A block of data
******
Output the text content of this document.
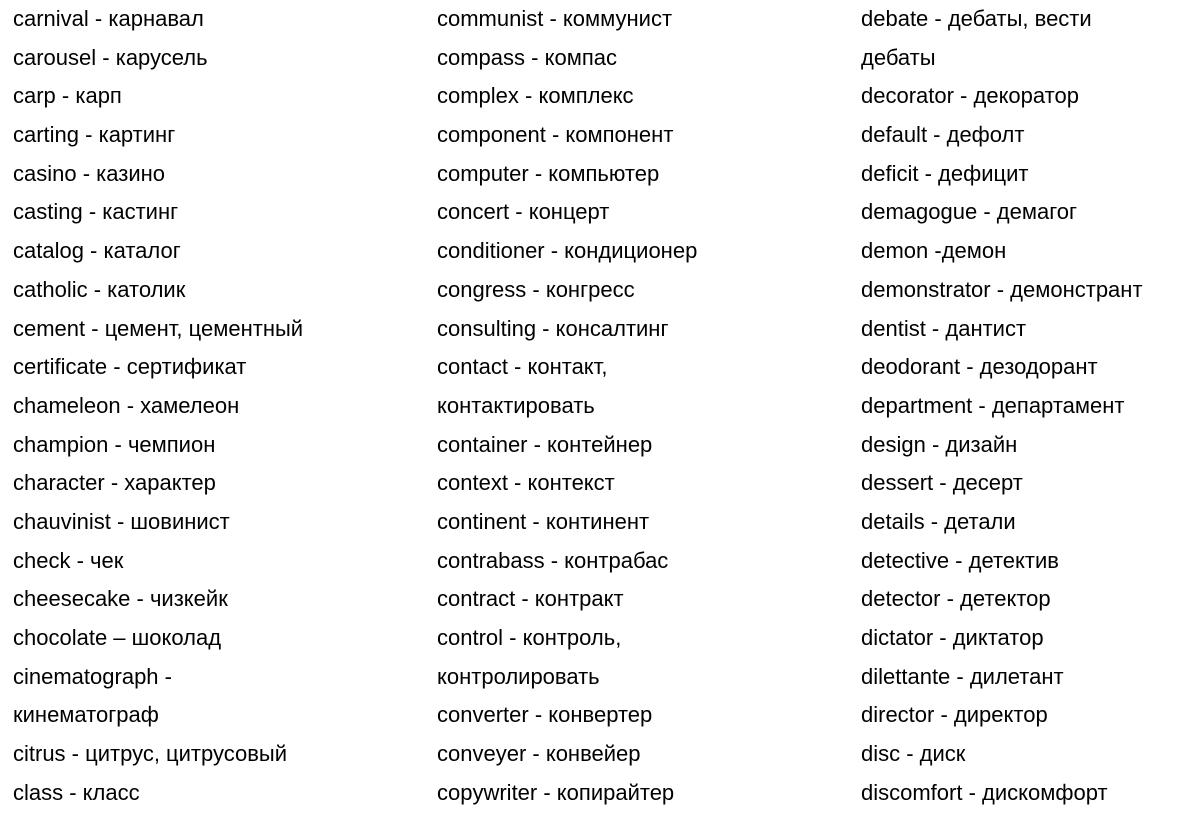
carnival - карнавал
carousel - карусель
carp - карп
carting - картинг
casino - казино
casting - кастинг
catalog - каталог
catholic - католик
cement - цемент, цементный
certificate - сертификат
chameleon - хамелеон
champion - чемпион
character - характер
chauvinist - шовинист
check - чек
cheesecake - чизкейк
chocolate – шоколад
cinematograph -
кинематограф
citrus - цитрус, цитрусовый
class - класс
communist - коммунист
compass - компас
complex - комплекс
component - компонент
computer - компьютер
concert - концерт
conditioner - кондиционер
congress - конгресс
consulting - консалтинг
contact - контакт,
контактировать
container - контейнер
context - контекст
continent - континент
contrabass - контрабас
contract - контракт
control - контроль,
контролировать
converter - конвертер
conveyer - конвейер
copywriter - копирайтер
debate - дебаты, вести
дебаты
decorator - декоратор
default - дефолт
deficit - дефицит
demagogue - демагог
demon -демон
demonstrator - демонстрант
dentist - дантист
deodorant - дезодорант
department - департамент
design - дизайн
dessert - десерт
details - детали
detective - детектив
detector - детектор
dictator - диктатор
dilettante - дилетант
director - директор
disc - диск
discomfort - дискомфорт
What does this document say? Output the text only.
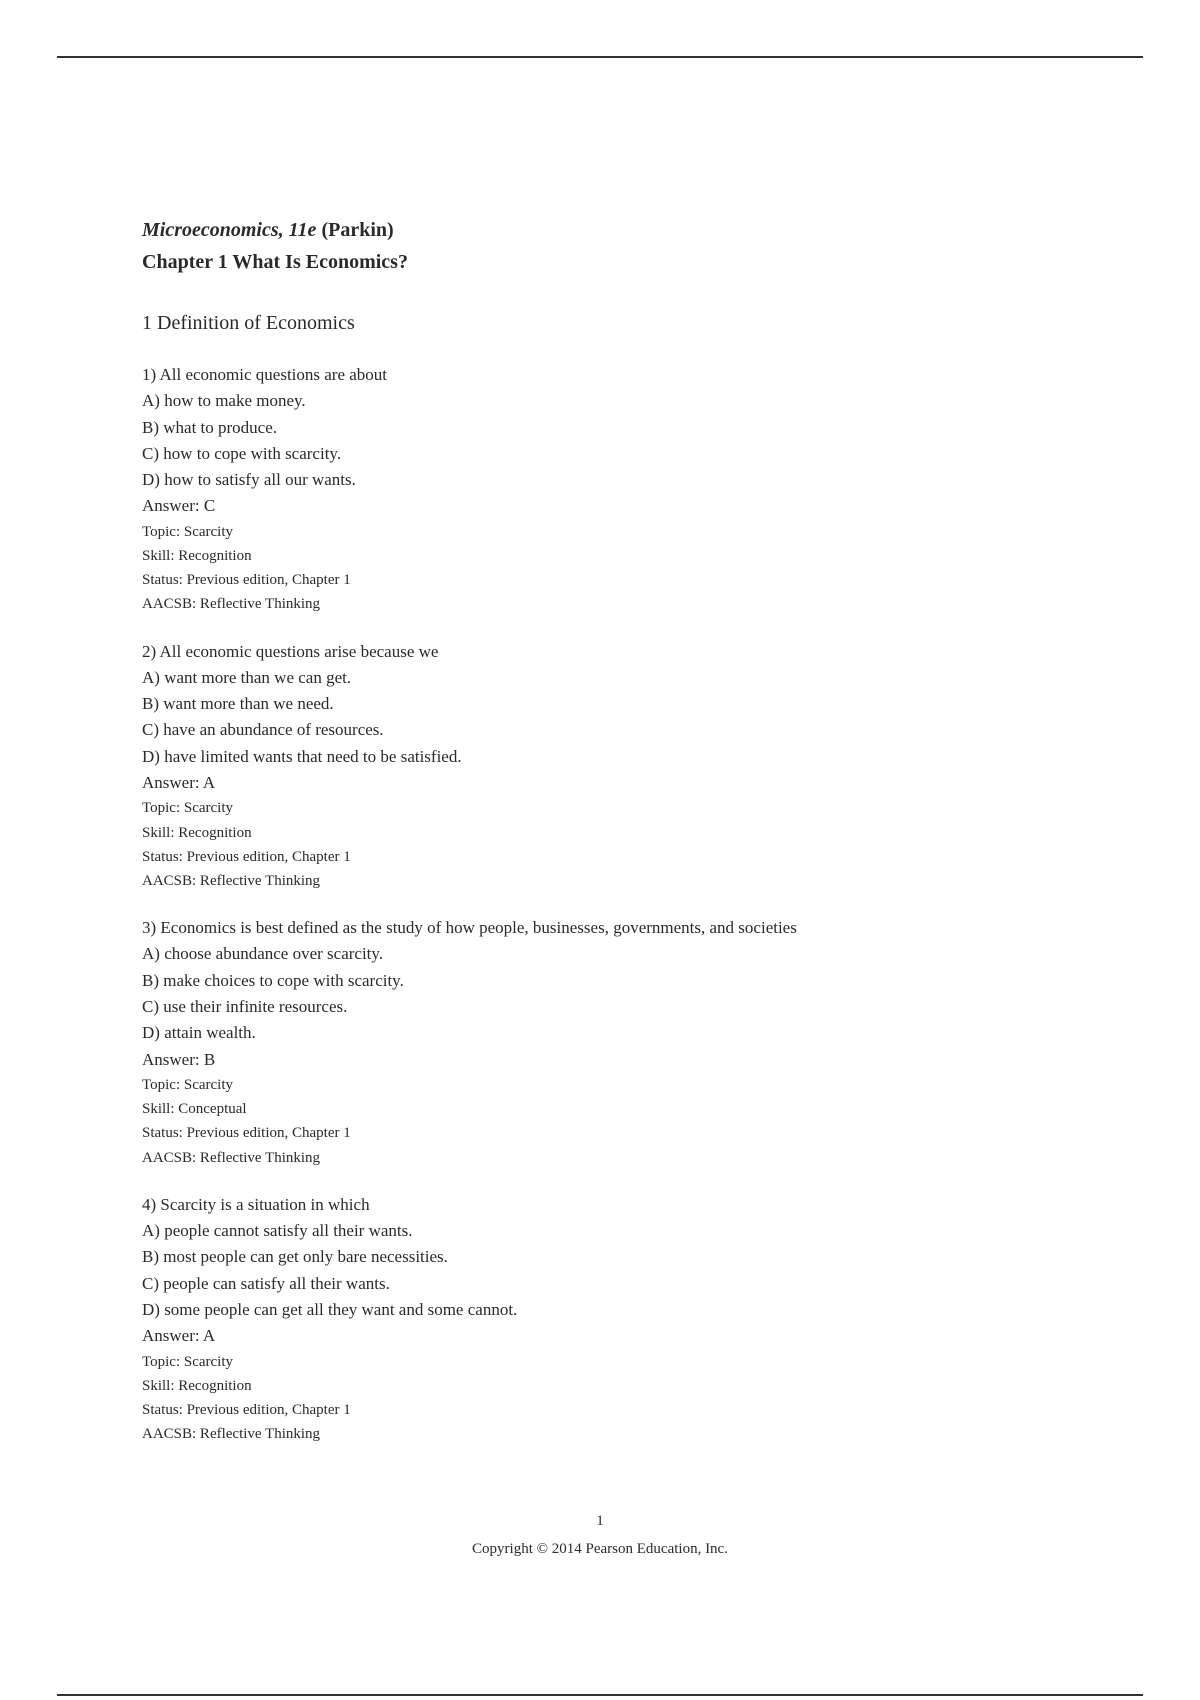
Microeconomics, 11e (Parkin)
Chapter 1 What Is Economics?
1 Definition of Economics
1) All economic questions are about
A) how to make money.
B) what to produce.
C) how to cope with scarcity.
D) how to satisfy all our wants.
Answer: C
Topic: Scarcity
Skill: Recognition
Status: Previous edition, Chapter 1
AACSB: Reflective Thinking
2) All economic questions arise because we
A) want more than we can get.
B) want more than we need.
C) have an abundance of resources.
D) have limited wants that need to be satisfied.
Answer: A
Topic: Scarcity
Skill: Recognition
Status: Previous edition, Chapter 1
AACSB: Reflective Thinking
3) Economics is best defined as the study of how people, businesses, governments, and societies
A) choose abundance over scarcity.
B) make choices to cope with scarcity.
C) use their infinite resources.
D) attain wealth.
Answer: B
Topic: Scarcity
Skill: Conceptual
Status: Previous edition, Chapter 1
AACSB: Reflective Thinking
4) Scarcity is a situation in which
A) people cannot satisfy all their wants.
B) most people can get only bare necessities.
C) people can satisfy all their wants.
D) some people can get all they want and some cannot.
Answer: A
Topic: Scarcity
Skill: Recognition
Status: Previous edition, Chapter 1
AACSB: Reflective Thinking
1
Copyright © 2014 Pearson Education, Inc.
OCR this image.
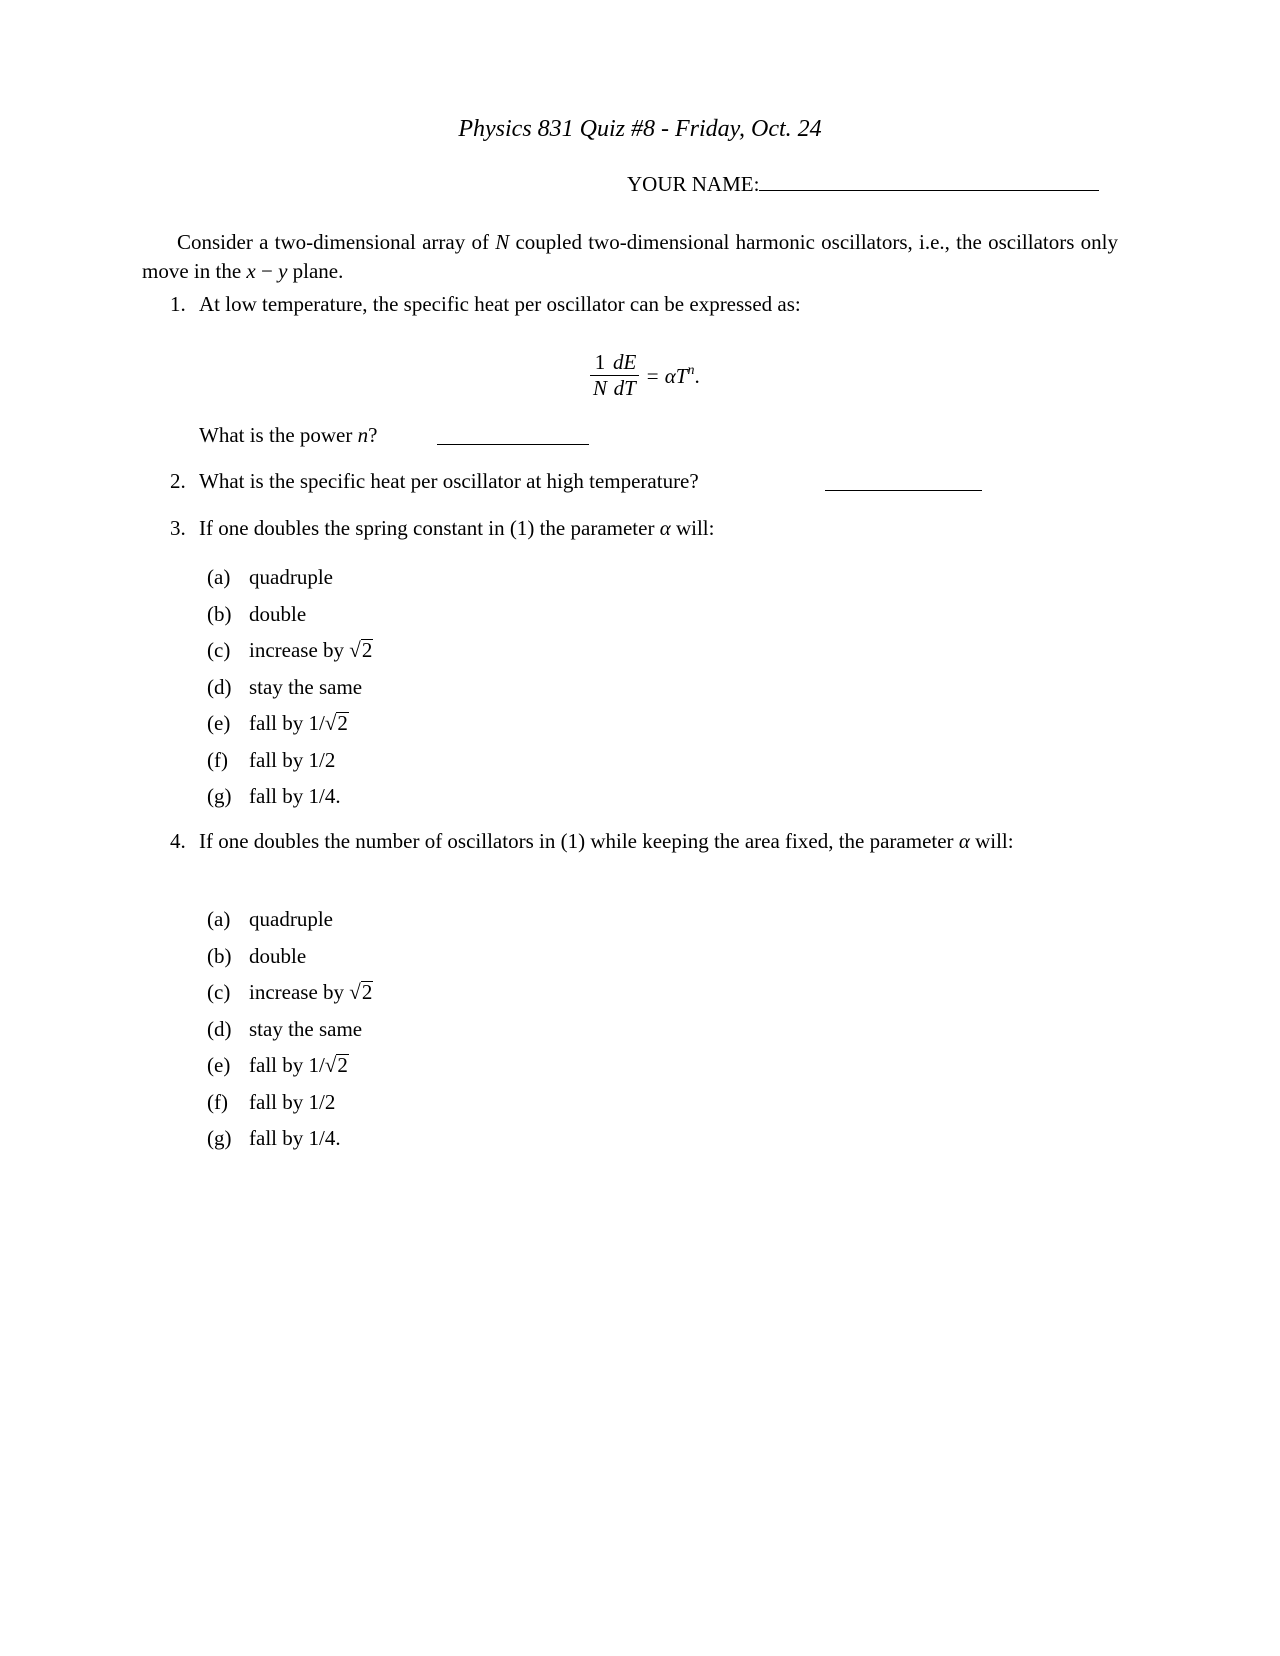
Physics 831 Quiz #8 - Friday, Oct. 24
YOUR NAME:
Consider a two-dimensional array of N coupled two-dimensional harmonic oscillators, i.e., the oscillators only move in the x − y plane.
1. At low temperature, the specific heat per oscillator can be expressed as:
$\frac{1}{N} \frac{dE}{dT} = \alpha T^n$.
What is the power n?
2. What is the specific heat per oscillator at high temperature?
3. If one doubles the spring constant in (1) the parameter α will:
(a) quadruple
(b) double
(c) increase by √2
(d) stay the same
(e) fall by 1/√2
(f) fall by 1/2
(g) fall by 1/4.
4. If one doubles the number of oscillators in (1) while keeping the area fixed, the parameter α will:
(a) quadruple
(b) double
(c) increase by √2
(d) stay the same
(e) fall by 1/√2
(f) fall by 1/2
(g) fall by 1/4.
******
== What is asked ==
Your copy should hold every record word for word and none of the pictures.

== Reply ==
Output the text content of this document.
carnival - карнавал
carousel - карусель
carp - карп
carting - картинг
casino - казино
casting - кастинг
catalog - каталог
catholic - католик
cement - цемент, цементный
certificate - сертификат
chameleon - хамелеон
champion - чемпион
character - характер
chauvinist - шовинист
check - чек
cheesecake - чизкейк
chocolate – шоколад
cinematograph -
кинематограф
citrus - цитрус, цитрусовый
class - класс
communist - коммунист
compass - компас
complex - комплекс
component - компонент
computer - компьютер
concert - концерт
conditioner - кондиционер
congress - конгресс
consulting - консалтинг
contact - контакт,
контактировать
container - контейнер
context - контекст
continent - континент
contrabass - контрабас
contract - контракт
control - контроль,
контролировать
converter - конвертер
conveyer - конвейер
copywriter - копирайтер
debate - дебаты, вести
дебаты
decorator - декоратор
default - дефолт
deficit - дефицит
demagogue - демагог
demon -демон
demonstrator - демонстрант
dentist - дантист
deodorant - дезодорант
department - департамент
design - дизайн
dessert - десерт
details - детали
detective - детектив
detector - детектор
dictator - диктатор
dilettante - дилетант
director - директор
disc - диск
discomfort - дискомфорт
What does this document say? Output the text only.
Microeconomics, 11e (Parkin)
Chapter 1 What Is Economics?
1 Definition of Economics
1) All economic questions are about
A) how to make money.
B) what to produce.
C) how to cope with scarcity.
D) how to satisfy all our wants.
Answer: C
Topic: Scarcity
Skill: Recognition
Status: Previous edition, Chapter 1
AACSB: Reflective Thinking
2) All economic questions arise because we
A) want more than we can get.
B) want more than we need.
C) have an abundance of resources.
D) have limited wants that need to be satisfied.
Answer: A
Topic: Scarcity
Skill: Recognition
Status: Previous edition, Chapter 1
AACSB: Reflective Thinking
3) Economics is best defined as the study of how people, businesses, governments, and societies
A) choose abundance over scarcity.
B) make choices to cope with scarcity.
C) use their infinite resources.
D) attain wealth.
Answer: B
Topic: Scarcity
Skill: Conceptual
Status: Previous edition, Chapter 1
AACSB: Reflective Thinking
4) Scarcity is a situation in which
A) people cannot satisfy all their wants.
B) most people can get only bare necessities.
C) people can satisfy all their wants.
D) some people can get all they want and some cannot.
Answer: A
Topic: Scarcity
Skill: Recognition
Status: Previous edition, Chapter 1
AACSB: Reflective Thinking
1
Copyright © 2014 Pearson Education, Inc.
OCR this image.
Physics 831 Quiz #8 - Friday, Oct. 24
YOUR NAME:
Consider a two-dimensional array of N coupled two-dimensional harmonic oscillators, i.e., the oscillators only move in the x − y plane.
1. At low temperature, the specific heat per oscillator can be expressed as:
$\frac{1}{N} \frac{dE}{dT} = \alpha T^n$.
What is the power n?
2. What is the specific heat per oscillator at high temperature?
3. If one doubles the spring constant in (1) the parameter α will:
(a) quadruple
(b) double
(c) increase by √2
(d) stay the same
(e) fall by 1/√2
(f) fall by 1/2
(g) fall by 1/4.
4. If one doubles the number of oscillators in (1) while keeping the area fixed, the parameter α will:
(a) quadruple
(b) double
(c) increase by √2
(d) stay the same
(e) fall by 1/√2
(f) fall by 1/2
(g) fall by 1/4.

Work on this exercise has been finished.